**TASK INPUT:**
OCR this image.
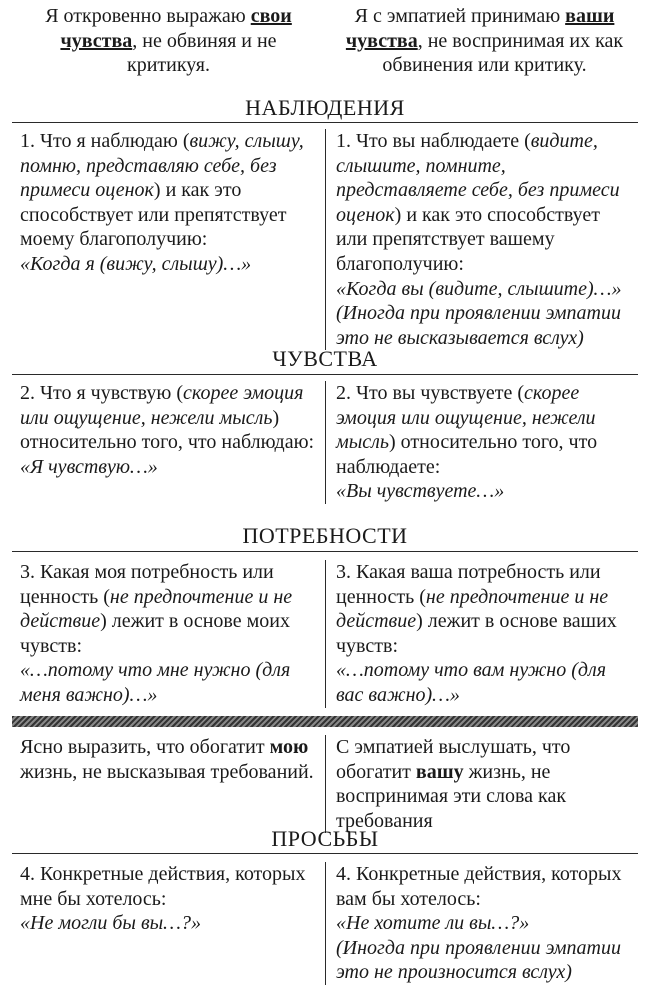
Я откровенно выражаю свои чувства, не обвиняя и не критикуя.
Я с эмпатией принимаю ваши чувства, не воспринимая их как обвинения или критику.
НАБЛЮДЕНИЯ
1. Что я наблюдаю (вижу, слышу, помню, представляю себе, без примеси оценок) и как это способствует или препятствует моему благополучию:
«Когда я (вижу, слышу)…»
1. Что вы наблюдаете (видите, слышите, помните, представляете себе, без примеси оценок) и как это способствует или препятствует вашему благополучию:
«Когда вы (видите, слышите)…»
(Иногда при проявлении эмпатии это не высказывается вслух)
ЧУВСТВА
2. Что я чувствую (скорее эмоция или ощущение, нежели мысль) относительно того, что наблюдаю:
«Я чувствую…»
2. Что вы чувствуете (скорее эмоция или ощущение, нежели мысль) относительно того, что наблюдаете:
«Вы чувствуете…»
ПОТРЕБНОСТИ
3. Какая моя потребность или ценность (не предпочтение и не действие) лежит в основе моих чувств:
«…потому что мне нужно (для меня важно)…»
3. Какая ваша потребность или ценность (не предпочтение и не действие) лежит в основе ваших чувств:
«…потому что вам нужно (для вас важно)…»
Ясно выразить, что обогатит мою жизнь, не высказывая требований.
С эмпатией выслушать, что обогатит вашу жизнь, не воспринимая эти слова как требования
ПРОСЬБЫ
4. Конкретные действия, которых мне бы хотелось:
«Не могли бы вы…?»
4. Конкретные действия, которых вам бы хотелось:
«Не хотите ли вы…?»
(Иногда при проявлении эмпатии это не произносится вслух)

**EXERCISE DETAILS:** Scan the material above for the string "относительно" and report each line where you find it.

**TASK OUTPUT:**
2. Что я чувствую (скорее эмоция или ощущение, нежели мысль) относительно того, что наблюдаю:
2. Что вы чувствуете (скорее эмоция или ощущение, нежели мысль) относительно того, что наблюдаете:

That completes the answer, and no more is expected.